[WHAT IS REQUIRED] Without the pictures, copy all the entries below exactly.

** begin INFORMATION SHOWN **

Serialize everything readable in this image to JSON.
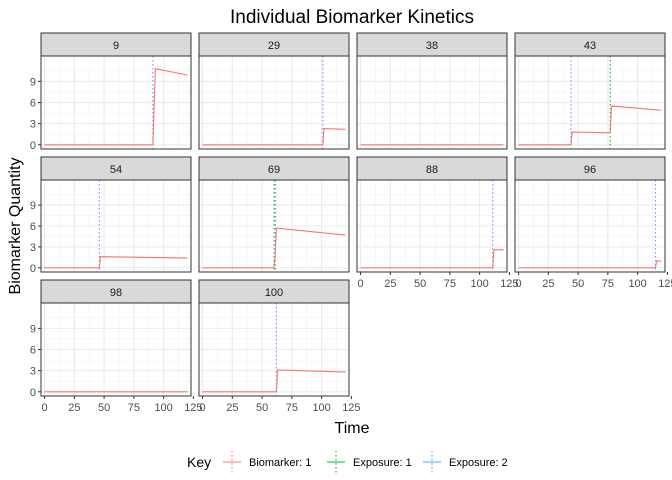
{
  "chart_data": {
    "type": "line",
    "title": "Individual Biomarker Kinetics",
    "xlabel": "Time",
    "ylabel": "Biomarker Quantity",
    "xlim": [
      -3,
      123
    ],
    "ylim": [
      -0.6,
      12.6
    ],
    "x_ticks": [
      0,
      25,
      50,
      75,
      100,
      125
    ],
    "y_ticks": [
      0,
      3,
      6,
      9
    ],
    "x_tick_labels": [
      "0",
      "25",
      "50",
      "75",
      "100",
      "125"
    ],
    "y_tick_labels": [
      "0",
      "3",
      "6",
      "9"
    ],
    "grid": true,
    "legend": {
      "title": "Key",
      "position": "bottom",
      "entries": [
        {
          "label": "Biomarker: 1",
          "color": "#F8766D"
        },
        {
          "label": "Exposure: 1",
          "color": "#00BA38"
        },
        {
          "label": "Exposure: 2",
          "color": "#619CFF"
        }
      ]
    },
    "panels": [
      {
        "label": "9",
        "biomarker": [
          [
            0,
            0
          ],
          [
            91,
            0
          ],
          [
            93,
            10.8
          ],
          [
            120,
            9.9
          ]
        ],
        "exposures": [
          {
            "type": 2,
            "time": 91
          }
        ]
      },
      {
        "label": "29",
        "biomarker": [
          [
            0,
            0
          ],
          [
            101,
            0
          ],
          [
            102,
            2.3
          ],
          [
            120,
            2.2
          ]
        ],
        "exposures": [
          {
            "type": 2,
            "time": 101
          }
        ]
      },
      {
        "label": "38",
        "biomarker": [
          [
            0,
            0
          ],
          [
            120,
            0
          ]
        ],
        "exposures": []
      },
      {
        "label": "43",
        "biomarker": [
          [
            0,
            0
          ],
          [
            44,
            0
          ],
          [
            45,
            1.8
          ],
          [
            77,
            1.7
          ],
          [
            78,
            5.5
          ],
          [
            120,
            4.9
          ]
        ],
        "exposures": [
          {
            "type": 2,
            "time": 44
          },
          {
            "type": 1,
            "time": 77
          }
        ]
      },
      {
        "label": "54",
        "biomarker": [
          [
            0,
            0
          ],
          [
            46,
            0
          ],
          [
            47,
            1.6
          ],
          [
            120,
            1.4
          ]
        ],
        "exposures": [
          {
            "type": 2,
            "time": 46
          }
        ]
      },
      {
        "label": "69",
        "biomarker": [
          [
            0,
            0
          ],
          [
            60,
            0
          ],
          [
            61,
            2.0
          ],
          [
            62,
            5.7
          ],
          [
            120,
            4.7
          ]
        ],
        "exposures": [
          {
            "type": 2,
            "time": 60
          },
          {
            "type": 1,
            "time": 61
          }
        ]
      },
      {
        "label": "88",
        "biomarker": [
          [
            0,
            0
          ],
          [
            111,
            0
          ],
          [
            112,
            2.6
          ],
          [
            120,
            2.6
          ]
        ],
        "exposures": [
          {
            "type": 2,
            "time": 111
          }
        ]
      },
      {
        "label": "96",
        "biomarker": [
          [
            0,
            0
          ],
          [
            115,
            0
          ],
          [
            116,
            1.0
          ],
          [
            120,
            0.95
          ]
        ],
        "exposures": [
          {
            "type": 2,
            "time": 115
          }
        ]
      },
      {
        "label": "98",
        "biomarker": [
          [
            0,
            0
          ],
          [
            120,
            0
          ]
        ],
        "exposures": []
      },
      {
        "label": "100",
        "biomarker": [
          [
            0,
            0
          ],
          [
            62,
            0
          ],
          [
            63,
            3.1
          ],
          [
            120,
            2.8
          ]
        ],
        "exposures": [
          {
            "type": 2,
            "time": 62
          }
        ]
      }
    ]
  }
}
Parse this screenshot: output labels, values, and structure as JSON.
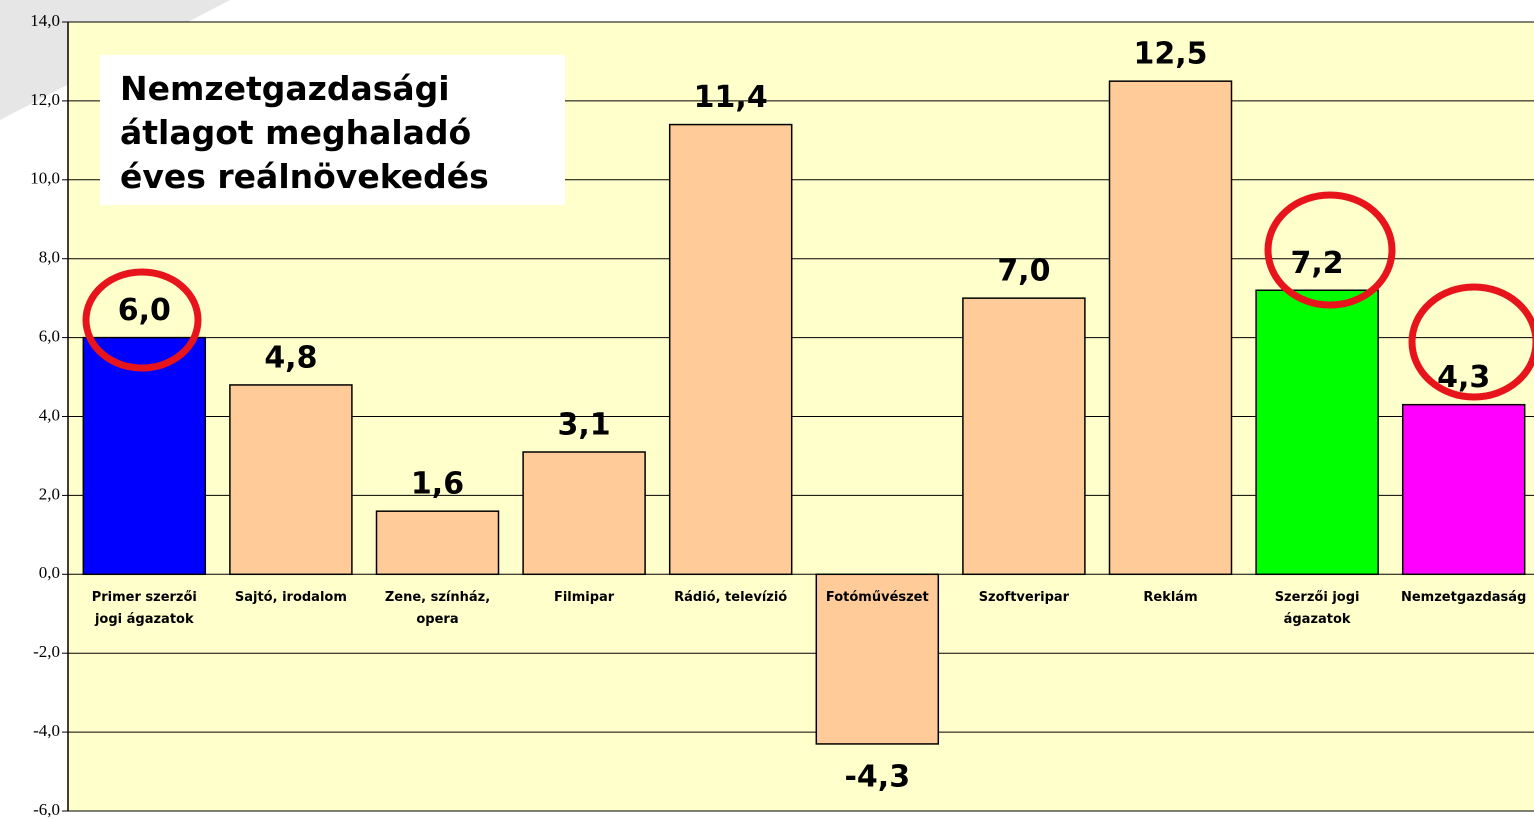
{
  "chart_data": {
    "type": "bar",
    "title": "Nemzetgazdasági\nátlagot meghaladó\néves reálnövekedés",
    "categories": [
      "Primer szerzői\njogi ágazatok",
      "Sajtó, irodalom",
      "Zene, színház,\nopera",
      "Filmipar",
      "Rádió, televízió",
      "Fotóművészet",
      "Szoftveripar",
      "Reklám",
      "Szerzői jogi\nágazatok",
      "Nemzetgazdaság"
    ],
    "values": [
      6.0,
      4.8,
      1.6,
      3.1,
      11.4,
      -4.3,
      7.0,
      12.5,
      7.2,
      4.3
    ],
    "value_labels": [
      "6,0",
      "4,8",
      "1,6",
      "3,1",
      "11,4",
      "-4,3",
      "7,0",
      "12,5",
      "7,2",
      "4,3"
    ],
    "colors": [
      "#0000ff",
      "#ffcc99",
      "#ffcc99",
      "#ffcc99",
      "#ffcc99",
      "#ffcc99",
      "#ffcc99",
      "#ffcc99",
      "#00ff00",
      "#ff00ff"
    ],
    "ylim": [
      -6,
      14
    ],
    "yticks": [
      {
        "value": -6,
        "label": "-6,0"
      },
      {
        "value": -4,
        "label": "-4,0"
      },
      {
        "value": -2,
        "label": "-2,0"
      },
      {
        "value": 0,
        "label": "0,0"
      },
      {
        "value": 2,
        "label": "2,0"
      },
      {
        "value": 4,
        "label": "4,0"
      },
      {
        "value": 6,
        "label": "6,0"
      },
      {
        "value": 8,
        "label": "8,0"
      },
      {
        "value": 10,
        "label": "10,0"
      },
      {
        "value": 12,
        "label": "12,0"
      },
      {
        "value": 14,
        "label": "14,0"
      }
    ],
    "grid": true
  }
}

** end INFORMATION SHOWN **

[OUTPUT FOR THIS EXERCISE]
Serialize everything readable in this image to JSON.
{
  "chart_data": {
    "type": "line",
    "title": "Individual Biomarker Kinetics",
    "xlabel": "Time",
    "ylabel": "Biomarker Quantity",
    "xlim": [
      -3,
      123
    ],
    "ylim": [
      -0.6,
      12.6
    ],
    "x_ticks": [
      0,
      25,
      50,
      75,
      100,
      125
    ],
    "y_ticks": [
      0,
      3,
      6,
      9
    ],
    "x_tick_labels": [
      "0",
      "25",
      "50",
      "75",
      "100",
      "125"
    ],
    "y_tick_labels": [
      "0",
      "3",
      "6",
      "9"
    ],
    "grid": true,
    "legend": {
      "title": "Key",
      "position": "bottom",
      "entries": [
        {
          "label": "Biomarker: 1",
          "color": "#F8766D"
        },
        {
          "label": "Exposure: 1",
          "color": "#00BA38"
        },
        {
          "label": "Exposure: 2",
          "color": "#619CFF"
        }
      ]
    },
    "panels": [
      {
        "label": "9",
        "biomarker": [
          [
            0,
            0
          ],
          [
            91,
            0
          ],
          [
            93,
            10.8
          ],
          [
            120,
            9.9
          ]
        ],
        "exposures": [
          {
            "type": 2,
            "time": 91
          }
        ]
      },
      {
        "label": "29",
        "biomarker": [
          [
            0,
            0
          ],
          [
            101,
            0
          ],
          [
            102,
            2.3
          ],
          [
            120,
            2.2
          ]
        ],
        "exposures": [
          {
            "type": 2,
            "time": 101
          }
        ]
      },
      {
        "label": "38",
        "biomarker": [
          [
            0,
            0
          ],
          [
            120,
            0
          ]
        ],
        "exposures": []
      },
      {
        "label": "43",
        "biomarker": [
          [
            0,
            0
          ],
          [
            44,
            0
          ],
          [
            45,
            1.8
          ],
          [
            77,
            1.7
          ],
          [
            78,
            5.5
          ],
          [
            120,
            4.9
          ]
        ],
        "exposures": [
          {
            "type": 2,
            "time": 44
          },
          {
            "type": 1,
            "time": 77
          }
        ]
      },
      {
        "label": "54",
        "biomarker": [
          [
            0,
            0
          ],
          [
            46,
            0
          ],
          [
            47,
            1.6
          ],
          [
            120,
            1.4
          ]
        ],
        "exposures": [
          {
            "type": 2,
            "time": 46
          }
        ]
      },
      {
        "label": "69",
        "biomarker": [
          [
            0,
            0
          ],
          [
            60,
            0
          ],
          [
            61,
            2.0
          ],
          [
            62,
            5.7
          ],
          [
            120,
            4.7
          ]
        ],
        "exposures": [
          {
            "type": 2,
            "time": 60
          },
          {
            "type": 1,
            "time": 61
          }
        ]
      },
      {
        "label": "88",
        "biomarker": [
          [
            0,
            0
          ],
          [
            111,
            0
          ],
          [
            112,
            2.6
          ],
          [
            120,
            2.6
          ]
        ],
        "exposures": [
          {
            "type": 2,
            "time": 111
          }
        ]
      },
      {
        "label": "96",
        "biomarker": [
          [
            0,
            0
          ],
          [
            115,
            0
          ],
          [
            116,
            1.0
          ],
          [
            120,
            0.95
          ]
        ],
        "exposures": [
          {
            "type": 2,
            "time": 115
          }
        ]
      },
      {
        "label": "98",
        "biomarker": [
          [
            0,
            0
          ],
          [
            120,
            0
          ]
        ],
        "exposures": []
      },
      {
        "label": "100",
        "biomarker": [
          [
            0,
            0
          ],
          [
            62,
            0
          ],
          [
            63,
            3.1
          ],
          [
            120,
            2.8
          ]
        ],
        "exposures": [
          {
            "type": 2,
            "time": 62
          }
        ]
      }
    ]
  }
}
Parse this screenshot: output labels, values, and structure as JSON.
{
  "chart_data": {
    "type": "bar",
    "title": "Nemzetgazdasági\nátlagot meghaladó\néves reálnövekedés",
    "categories": [
      "Primer szerzői\njogi ágazatok",
      "Sajtó, irodalom",
      "Zene, színház,\nopera",
      "Filmipar",
      "Rádió, televízió",
      "Fotóművészet",
      "Szoftveripar",
      "Reklám",
      "Szerzői jogi\nágazatok",
      "Nemzetgazdaság"
    ],
    "values": [
      6.0,
      4.8,
      1.6,
      3.1,
      11.4,
      -4.3,
      7.0,
      12.5,
      7.2,
      4.3
    ],
    "value_labels": [
      "6,0",
      "4,8",
      "1,6",
      "3,1",
      "11,4",
      "-4,3",
      "7,0",
      "12,5",
      "7,2",
      "4,3"
    ],
    "colors": [
      "#0000ff",
      "#ffcc99",
      "#ffcc99",
      "#ffcc99",
      "#ffcc99",
      "#ffcc99",
      "#ffcc99",
      "#ffcc99",
      "#00ff00",
      "#ff00ff"
    ],
    "ylim": [
      -6,
      14
    ],
    "yticks": [
      {
        "value": -6,
        "label": "-6,0"
      },
      {
        "value": -4,
        "label": "-4,0"
      },
      {
        "value": -2,
        "label": "-2,0"
      },
      {
        "value": 0,
        "label": "0,0"
      },
      {
        "value": 2,
        "label": "2,0"
      },
      {
        "value": 4,
        "label": "4,0"
      },
      {
        "value": 6,
        "label": "6,0"
      },
      {
        "value": 8,
        "label": "8,0"
      },
      {
        "value": 10,
        "label": "10,0"
      },
      {
        "value": 12,
        "label": "12,0"
      },
      {
        "value": 14,
        "label": "14,0"
      }
    ],
    "grid": true
  }
}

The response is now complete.